Instruction: Extract the complete listing and repeat it word for word.

[Saved data entries]
-- start --

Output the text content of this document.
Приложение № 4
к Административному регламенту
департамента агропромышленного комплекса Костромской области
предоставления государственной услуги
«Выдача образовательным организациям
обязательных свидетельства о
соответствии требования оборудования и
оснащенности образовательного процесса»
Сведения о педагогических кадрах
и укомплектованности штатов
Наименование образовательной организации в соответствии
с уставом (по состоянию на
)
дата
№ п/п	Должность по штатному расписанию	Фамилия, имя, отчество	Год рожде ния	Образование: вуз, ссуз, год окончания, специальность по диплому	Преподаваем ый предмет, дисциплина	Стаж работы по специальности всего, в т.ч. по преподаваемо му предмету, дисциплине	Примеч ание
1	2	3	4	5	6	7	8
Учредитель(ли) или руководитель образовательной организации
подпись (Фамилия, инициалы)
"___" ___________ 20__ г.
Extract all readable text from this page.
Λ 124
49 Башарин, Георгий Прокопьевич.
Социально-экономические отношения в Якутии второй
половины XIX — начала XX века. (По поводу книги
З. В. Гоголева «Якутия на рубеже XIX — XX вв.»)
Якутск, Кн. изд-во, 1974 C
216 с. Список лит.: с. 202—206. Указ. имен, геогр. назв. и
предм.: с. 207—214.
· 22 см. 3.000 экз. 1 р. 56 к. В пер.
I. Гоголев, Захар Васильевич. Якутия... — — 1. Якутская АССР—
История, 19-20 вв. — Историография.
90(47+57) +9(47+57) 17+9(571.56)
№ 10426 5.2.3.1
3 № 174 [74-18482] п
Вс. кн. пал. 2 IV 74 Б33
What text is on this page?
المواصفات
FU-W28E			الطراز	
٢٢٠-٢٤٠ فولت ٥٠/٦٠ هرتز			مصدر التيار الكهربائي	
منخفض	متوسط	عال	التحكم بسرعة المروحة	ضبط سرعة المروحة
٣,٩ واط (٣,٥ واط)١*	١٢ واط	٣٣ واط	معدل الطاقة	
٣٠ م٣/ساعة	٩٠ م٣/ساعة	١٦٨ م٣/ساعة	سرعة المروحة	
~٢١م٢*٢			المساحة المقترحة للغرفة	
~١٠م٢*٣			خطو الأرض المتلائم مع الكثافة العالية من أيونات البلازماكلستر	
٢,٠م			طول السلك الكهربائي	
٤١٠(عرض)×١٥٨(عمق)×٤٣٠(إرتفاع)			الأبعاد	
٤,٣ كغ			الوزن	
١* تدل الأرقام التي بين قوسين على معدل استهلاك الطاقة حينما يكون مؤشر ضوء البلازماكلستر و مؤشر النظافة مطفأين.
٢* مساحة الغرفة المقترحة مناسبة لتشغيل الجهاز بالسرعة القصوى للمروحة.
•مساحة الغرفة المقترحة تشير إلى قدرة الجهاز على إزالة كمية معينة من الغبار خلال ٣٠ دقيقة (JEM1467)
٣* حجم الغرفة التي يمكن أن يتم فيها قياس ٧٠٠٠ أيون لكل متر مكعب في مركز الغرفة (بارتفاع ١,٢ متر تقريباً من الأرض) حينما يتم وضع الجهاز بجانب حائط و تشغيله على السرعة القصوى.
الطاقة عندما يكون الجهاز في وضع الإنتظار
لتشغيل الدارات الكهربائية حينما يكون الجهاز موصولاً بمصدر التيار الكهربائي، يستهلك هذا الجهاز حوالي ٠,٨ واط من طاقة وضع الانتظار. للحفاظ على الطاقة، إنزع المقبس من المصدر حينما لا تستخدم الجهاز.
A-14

-- end --

Solution for this exercise:
Output the text content of this document.
Приложение № 4
к Административному регламенту
департамента агропромышленного комплекса Костромской области
предоставления государственной услуги
«Выдача образовательным организациям
обязательных свидетельства о
соответствии требования оборудования и
оснащенности образовательного процесса»
Сведения о педагогических кадрах
и укомплектованности штатов
Наименование образовательной организации в соответствии
с уставом (по состоянию на
)
дата
№ п/п	Должность по штатному расписанию	Фамилия, имя, отчество	Год рожде ния	Образование: вуз, ссуз, год окончания, специальность по диплому	Преподаваем ый предмет, дисциплина	Стаж работы по специальности всего, в т.ч. по преподаваемо му предмету, дисциплине	Примеч ание
1	2	3	4	5	6	7	8
Учредитель(ли) или руководитель образовательной организации
подпись (Фамилия, инициалы)
"___" ___________ 20__ г.
Extract all readable text from this page.
Λ 124
49 Башарин, Георгий Прокопьевич.
Социально-экономические отношения в Якутии второй
половины XIX — начала XX века. (По поводу книги
З. В. Гоголева «Якутия на рубеже XIX — XX вв.»)
Якутск, Кн. изд-во, 1974 C
216 с. Список лит.: с. 202—206. Указ. имен, геогр. назв. и
предм.: с. 207—214.
· 22 см. 3.000 экз. 1 р. 56 к. В пер.
I. Гоголев, Захар Васильевич. Якутия... — — 1. Якутская АССР—
История, 19-20 вв. — Историография.
90(47+57) +9(47+57) 17+9(571.56)
№ 10426 5.2.3.1
3 № 174 [74-18482] п
Вс. кн. пал. 2 IV 74 Б33
What text is on this page?
المواصفات
FU-W28E			الطراز	
٢٢٠-٢٤٠ فولت ٥٠/٦٠ هرتز			مصدر التيار الكهربائي	
منخفض	متوسط	عال	التحكم بسرعة المروحة	ضبط سرعة المروحة
٣,٩ واط (٣,٥ واط)١*	١٢ واط	٣٣ واط	معدل الطاقة	
٣٠ م٣/ساعة	٩٠ م٣/ساعة	١٦٨ م٣/ساعة	سرعة المروحة	
~٢١م٢*٢			المساحة المقترحة للغرفة	
~١٠م٢*٣			خطو الأرض المتلائم مع الكثافة العالية من أيونات البلازماكلستر	
٢,٠م			طول السلك الكهربائي	
٤١٠(عرض)×١٥٨(عمق)×٤٣٠(إرتفاع)			الأبعاد	
٤,٣ كغ			الوزن	
١* تدل الأرقام التي بين قوسين على معدل استهلاك الطاقة حينما يكون مؤشر ضوء البلازماكلستر و مؤشر النظافة مطفأين.
٢* مساحة الغرفة المقترحة مناسبة لتشغيل الجهاز بالسرعة القصوى للمروحة.
•مساحة الغرفة المقترحة تشير إلى قدرة الجهاز على إزالة كمية معينة من الغبار خلال ٣٠ دقيقة (JEM1467)
٣* حجم الغرفة التي يمكن أن يتم فيها قياس ٧٠٠٠ أيون لكل متر مكعب في مركز الغرفة (بارتفاع ١,٢ متر تقريباً من الأرض) حينما يتم وضع الجهاز بجانب حائط و تشغيله على السرعة القصوى.
الطاقة عندما يكون الجهاز في وضع الإنتظار
لتشغيل الدارات الكهربائية حينما يكون الجهاز موصولاً بمصدر التيار الكهربائي، يستهلك هذا الجهاز حوالي ٠,٨ واط من طاقة وضع الانتظار. للحفاظ على الطاقة، إنزع المقبس من المصدر حينما لا تستخدم الجهاز.
A-14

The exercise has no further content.